(Work to be completed) Extract all lines that hold the string "year".

>> start

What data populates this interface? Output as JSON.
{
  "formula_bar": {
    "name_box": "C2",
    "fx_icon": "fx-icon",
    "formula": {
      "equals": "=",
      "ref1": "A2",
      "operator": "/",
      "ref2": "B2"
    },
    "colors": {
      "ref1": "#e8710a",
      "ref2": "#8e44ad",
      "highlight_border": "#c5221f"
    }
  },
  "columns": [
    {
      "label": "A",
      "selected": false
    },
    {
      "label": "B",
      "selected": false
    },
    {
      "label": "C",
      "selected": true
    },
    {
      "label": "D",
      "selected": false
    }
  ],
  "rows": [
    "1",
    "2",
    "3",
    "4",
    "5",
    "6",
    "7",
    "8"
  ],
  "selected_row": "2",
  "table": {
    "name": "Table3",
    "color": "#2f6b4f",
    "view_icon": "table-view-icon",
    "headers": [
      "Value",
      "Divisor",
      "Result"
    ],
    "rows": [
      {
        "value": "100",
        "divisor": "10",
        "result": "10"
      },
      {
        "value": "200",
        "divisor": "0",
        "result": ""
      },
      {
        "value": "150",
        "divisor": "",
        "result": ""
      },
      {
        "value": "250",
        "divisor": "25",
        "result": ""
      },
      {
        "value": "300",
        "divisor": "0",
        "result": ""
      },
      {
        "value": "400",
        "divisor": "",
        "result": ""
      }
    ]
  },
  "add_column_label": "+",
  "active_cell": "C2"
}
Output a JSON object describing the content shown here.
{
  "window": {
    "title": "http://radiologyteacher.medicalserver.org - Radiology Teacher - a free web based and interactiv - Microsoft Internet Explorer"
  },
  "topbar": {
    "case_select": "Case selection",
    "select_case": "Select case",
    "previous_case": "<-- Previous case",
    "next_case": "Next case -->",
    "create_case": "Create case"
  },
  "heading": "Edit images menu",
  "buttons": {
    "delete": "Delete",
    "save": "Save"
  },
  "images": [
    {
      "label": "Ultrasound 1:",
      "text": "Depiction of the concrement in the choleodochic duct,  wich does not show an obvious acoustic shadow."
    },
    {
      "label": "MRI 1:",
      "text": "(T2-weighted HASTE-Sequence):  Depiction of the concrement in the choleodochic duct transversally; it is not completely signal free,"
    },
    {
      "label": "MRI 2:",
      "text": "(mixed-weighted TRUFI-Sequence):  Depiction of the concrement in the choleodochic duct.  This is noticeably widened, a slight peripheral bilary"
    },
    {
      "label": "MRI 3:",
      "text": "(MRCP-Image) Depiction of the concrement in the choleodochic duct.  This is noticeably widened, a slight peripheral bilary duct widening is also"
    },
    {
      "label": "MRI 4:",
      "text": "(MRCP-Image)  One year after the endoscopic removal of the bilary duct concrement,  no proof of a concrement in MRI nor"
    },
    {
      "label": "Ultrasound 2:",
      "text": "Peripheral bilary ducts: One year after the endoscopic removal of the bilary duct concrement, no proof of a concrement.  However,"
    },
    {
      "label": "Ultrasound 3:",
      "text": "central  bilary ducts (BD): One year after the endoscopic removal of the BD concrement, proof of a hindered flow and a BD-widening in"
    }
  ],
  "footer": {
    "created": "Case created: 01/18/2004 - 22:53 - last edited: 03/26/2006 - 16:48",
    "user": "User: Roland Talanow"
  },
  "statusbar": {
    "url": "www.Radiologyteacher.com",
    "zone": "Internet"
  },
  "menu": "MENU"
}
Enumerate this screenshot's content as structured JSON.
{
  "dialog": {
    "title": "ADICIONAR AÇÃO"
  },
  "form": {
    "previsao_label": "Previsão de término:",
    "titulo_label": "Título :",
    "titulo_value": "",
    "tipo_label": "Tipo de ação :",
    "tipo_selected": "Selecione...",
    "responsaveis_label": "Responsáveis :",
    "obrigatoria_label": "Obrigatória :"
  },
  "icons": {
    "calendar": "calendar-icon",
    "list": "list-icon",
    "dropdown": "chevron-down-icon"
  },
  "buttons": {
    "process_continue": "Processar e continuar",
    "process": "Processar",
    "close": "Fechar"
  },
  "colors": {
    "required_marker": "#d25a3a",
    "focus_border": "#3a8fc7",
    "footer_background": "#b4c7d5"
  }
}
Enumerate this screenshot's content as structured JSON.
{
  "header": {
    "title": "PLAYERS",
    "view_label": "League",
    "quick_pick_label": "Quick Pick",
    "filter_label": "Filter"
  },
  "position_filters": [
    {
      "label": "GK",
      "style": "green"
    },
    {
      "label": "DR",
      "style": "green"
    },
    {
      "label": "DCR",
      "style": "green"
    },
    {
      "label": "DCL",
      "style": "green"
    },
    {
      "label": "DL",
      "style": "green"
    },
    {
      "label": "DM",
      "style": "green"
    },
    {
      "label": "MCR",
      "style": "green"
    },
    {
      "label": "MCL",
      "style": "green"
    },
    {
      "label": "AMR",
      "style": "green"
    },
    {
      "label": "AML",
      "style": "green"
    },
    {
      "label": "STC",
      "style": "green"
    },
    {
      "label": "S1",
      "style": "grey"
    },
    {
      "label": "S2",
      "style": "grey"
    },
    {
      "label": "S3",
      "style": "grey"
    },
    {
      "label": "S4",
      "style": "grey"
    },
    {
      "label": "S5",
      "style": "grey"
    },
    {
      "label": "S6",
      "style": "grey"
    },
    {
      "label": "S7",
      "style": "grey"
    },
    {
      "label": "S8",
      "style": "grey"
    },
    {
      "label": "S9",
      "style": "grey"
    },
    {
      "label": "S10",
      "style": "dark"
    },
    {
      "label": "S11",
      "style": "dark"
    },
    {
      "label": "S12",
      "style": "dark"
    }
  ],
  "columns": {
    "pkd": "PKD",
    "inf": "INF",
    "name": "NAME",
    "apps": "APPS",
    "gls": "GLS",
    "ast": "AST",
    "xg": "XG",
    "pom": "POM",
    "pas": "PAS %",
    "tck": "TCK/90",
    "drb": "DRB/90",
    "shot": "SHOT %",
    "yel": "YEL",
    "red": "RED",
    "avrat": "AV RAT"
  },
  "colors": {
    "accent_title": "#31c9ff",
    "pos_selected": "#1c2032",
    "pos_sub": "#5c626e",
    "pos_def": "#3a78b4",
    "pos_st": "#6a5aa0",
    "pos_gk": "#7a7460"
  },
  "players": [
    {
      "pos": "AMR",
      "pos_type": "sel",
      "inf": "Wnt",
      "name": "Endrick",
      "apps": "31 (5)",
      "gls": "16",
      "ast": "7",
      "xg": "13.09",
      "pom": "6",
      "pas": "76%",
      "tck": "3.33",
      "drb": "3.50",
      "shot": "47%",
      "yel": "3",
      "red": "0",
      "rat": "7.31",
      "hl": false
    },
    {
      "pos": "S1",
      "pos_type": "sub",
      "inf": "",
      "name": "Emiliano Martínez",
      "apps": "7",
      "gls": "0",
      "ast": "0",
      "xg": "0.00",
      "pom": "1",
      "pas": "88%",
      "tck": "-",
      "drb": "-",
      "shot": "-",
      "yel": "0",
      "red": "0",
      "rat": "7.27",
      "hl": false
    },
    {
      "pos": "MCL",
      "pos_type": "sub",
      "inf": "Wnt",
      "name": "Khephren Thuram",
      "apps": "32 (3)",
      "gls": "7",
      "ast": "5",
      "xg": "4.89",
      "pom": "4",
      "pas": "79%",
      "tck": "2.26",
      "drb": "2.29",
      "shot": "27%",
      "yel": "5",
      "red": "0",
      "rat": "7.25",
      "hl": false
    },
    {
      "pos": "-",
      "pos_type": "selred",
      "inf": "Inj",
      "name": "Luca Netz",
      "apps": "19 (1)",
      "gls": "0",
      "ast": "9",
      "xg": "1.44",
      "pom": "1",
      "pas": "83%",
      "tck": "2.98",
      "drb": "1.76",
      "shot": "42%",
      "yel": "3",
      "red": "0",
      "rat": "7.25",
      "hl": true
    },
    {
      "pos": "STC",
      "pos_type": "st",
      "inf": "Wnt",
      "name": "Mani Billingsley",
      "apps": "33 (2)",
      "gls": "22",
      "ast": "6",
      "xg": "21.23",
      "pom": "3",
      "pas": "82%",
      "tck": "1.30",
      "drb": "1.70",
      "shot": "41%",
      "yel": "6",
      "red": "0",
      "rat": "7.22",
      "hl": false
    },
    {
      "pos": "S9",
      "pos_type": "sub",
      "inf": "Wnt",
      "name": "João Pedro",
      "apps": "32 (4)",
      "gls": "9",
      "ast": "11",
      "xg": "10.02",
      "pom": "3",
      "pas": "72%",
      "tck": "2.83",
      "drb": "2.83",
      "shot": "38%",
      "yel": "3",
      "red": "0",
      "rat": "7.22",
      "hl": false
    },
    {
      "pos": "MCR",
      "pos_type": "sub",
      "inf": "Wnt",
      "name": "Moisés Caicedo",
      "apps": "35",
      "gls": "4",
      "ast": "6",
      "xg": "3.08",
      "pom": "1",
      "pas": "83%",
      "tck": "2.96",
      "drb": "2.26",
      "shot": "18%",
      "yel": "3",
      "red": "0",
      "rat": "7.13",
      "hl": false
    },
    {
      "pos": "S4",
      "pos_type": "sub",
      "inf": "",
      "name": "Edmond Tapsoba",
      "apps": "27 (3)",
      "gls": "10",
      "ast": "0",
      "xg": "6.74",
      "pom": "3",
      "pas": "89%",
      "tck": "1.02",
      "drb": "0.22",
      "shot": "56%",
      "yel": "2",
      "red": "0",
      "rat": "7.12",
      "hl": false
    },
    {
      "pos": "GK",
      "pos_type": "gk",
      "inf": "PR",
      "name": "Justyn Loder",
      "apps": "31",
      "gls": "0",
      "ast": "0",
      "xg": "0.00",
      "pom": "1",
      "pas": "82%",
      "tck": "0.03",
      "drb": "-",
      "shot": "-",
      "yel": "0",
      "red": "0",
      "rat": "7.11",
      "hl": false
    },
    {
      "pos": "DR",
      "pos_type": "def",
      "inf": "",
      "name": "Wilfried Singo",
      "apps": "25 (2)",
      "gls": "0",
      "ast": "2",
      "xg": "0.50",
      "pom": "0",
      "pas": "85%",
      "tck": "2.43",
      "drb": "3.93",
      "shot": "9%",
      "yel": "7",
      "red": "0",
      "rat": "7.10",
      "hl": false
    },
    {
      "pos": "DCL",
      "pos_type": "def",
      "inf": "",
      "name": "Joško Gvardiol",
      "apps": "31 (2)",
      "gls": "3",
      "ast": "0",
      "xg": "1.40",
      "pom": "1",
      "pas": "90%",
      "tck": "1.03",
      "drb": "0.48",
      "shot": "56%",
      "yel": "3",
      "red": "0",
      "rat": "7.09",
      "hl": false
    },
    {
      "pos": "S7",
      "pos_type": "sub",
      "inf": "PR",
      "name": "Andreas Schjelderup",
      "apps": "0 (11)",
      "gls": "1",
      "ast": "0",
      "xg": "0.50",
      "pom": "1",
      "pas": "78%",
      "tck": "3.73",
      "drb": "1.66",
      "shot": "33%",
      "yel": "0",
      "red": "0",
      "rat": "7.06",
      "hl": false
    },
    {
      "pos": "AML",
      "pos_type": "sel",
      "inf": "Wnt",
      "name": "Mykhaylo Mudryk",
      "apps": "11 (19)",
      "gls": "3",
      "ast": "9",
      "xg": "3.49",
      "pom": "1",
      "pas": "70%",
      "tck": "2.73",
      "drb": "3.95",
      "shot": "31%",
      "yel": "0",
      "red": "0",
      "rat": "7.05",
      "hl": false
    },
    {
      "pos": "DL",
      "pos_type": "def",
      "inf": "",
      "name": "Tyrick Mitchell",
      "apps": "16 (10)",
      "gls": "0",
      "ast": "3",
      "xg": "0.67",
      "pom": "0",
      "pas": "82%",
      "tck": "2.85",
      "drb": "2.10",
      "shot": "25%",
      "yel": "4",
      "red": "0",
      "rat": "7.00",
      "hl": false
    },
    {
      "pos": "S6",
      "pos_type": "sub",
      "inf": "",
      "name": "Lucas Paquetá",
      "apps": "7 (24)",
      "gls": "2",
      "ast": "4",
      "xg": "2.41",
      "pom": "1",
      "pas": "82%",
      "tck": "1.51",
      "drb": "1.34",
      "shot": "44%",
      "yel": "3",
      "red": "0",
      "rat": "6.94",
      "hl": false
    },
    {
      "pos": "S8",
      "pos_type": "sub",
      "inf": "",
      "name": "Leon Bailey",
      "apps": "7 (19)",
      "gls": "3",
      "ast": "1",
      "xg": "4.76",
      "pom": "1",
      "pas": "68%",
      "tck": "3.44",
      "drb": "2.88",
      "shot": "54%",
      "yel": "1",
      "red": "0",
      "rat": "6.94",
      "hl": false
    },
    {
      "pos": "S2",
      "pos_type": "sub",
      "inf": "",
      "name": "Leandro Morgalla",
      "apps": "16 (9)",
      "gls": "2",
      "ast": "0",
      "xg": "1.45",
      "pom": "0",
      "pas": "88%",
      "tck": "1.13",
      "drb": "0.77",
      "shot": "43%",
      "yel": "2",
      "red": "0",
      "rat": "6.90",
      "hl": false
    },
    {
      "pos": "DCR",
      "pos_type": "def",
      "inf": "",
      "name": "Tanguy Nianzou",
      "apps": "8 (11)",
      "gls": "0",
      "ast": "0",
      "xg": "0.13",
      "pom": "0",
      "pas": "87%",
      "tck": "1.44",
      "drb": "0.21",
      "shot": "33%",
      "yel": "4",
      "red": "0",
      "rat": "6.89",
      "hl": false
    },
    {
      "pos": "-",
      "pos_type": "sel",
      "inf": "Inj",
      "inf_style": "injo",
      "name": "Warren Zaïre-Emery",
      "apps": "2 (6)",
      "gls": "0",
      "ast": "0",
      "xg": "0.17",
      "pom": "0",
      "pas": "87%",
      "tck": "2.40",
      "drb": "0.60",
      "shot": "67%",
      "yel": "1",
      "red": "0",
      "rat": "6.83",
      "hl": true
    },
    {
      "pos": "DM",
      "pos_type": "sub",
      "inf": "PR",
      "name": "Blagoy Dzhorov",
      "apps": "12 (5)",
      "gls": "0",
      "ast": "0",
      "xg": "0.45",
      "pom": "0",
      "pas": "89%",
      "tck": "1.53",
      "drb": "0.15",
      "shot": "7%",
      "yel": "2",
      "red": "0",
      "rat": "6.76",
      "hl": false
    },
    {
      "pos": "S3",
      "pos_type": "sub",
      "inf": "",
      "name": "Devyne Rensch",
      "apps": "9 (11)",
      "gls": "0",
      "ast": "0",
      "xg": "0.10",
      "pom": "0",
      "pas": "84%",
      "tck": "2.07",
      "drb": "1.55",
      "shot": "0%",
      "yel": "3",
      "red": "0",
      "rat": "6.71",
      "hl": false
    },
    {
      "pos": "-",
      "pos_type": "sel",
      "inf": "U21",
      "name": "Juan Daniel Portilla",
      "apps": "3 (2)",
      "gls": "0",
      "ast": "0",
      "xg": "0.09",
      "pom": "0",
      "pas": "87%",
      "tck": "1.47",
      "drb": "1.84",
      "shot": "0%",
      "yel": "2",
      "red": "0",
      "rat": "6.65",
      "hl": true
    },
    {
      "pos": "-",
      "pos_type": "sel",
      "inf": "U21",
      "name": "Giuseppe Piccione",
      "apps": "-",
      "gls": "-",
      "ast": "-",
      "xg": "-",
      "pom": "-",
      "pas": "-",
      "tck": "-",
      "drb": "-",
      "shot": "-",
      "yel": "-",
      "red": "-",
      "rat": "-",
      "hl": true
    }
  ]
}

>> end

(The response)
      "text": "(MRCP-Image)  One year after the endoscopic removal of the bilary duct concrement,  no proof of a concrement in MRI nor"
      "text": "Peripheral bilary ducts: One year after the endoscopic removal of the bilary duct concrement, no proof of a concrement.  However,"
      "text": "central  bilary ducts (BD): One year after the endoscopic removal of the BD concrement, proof of a hindered flow and a BD-widening in"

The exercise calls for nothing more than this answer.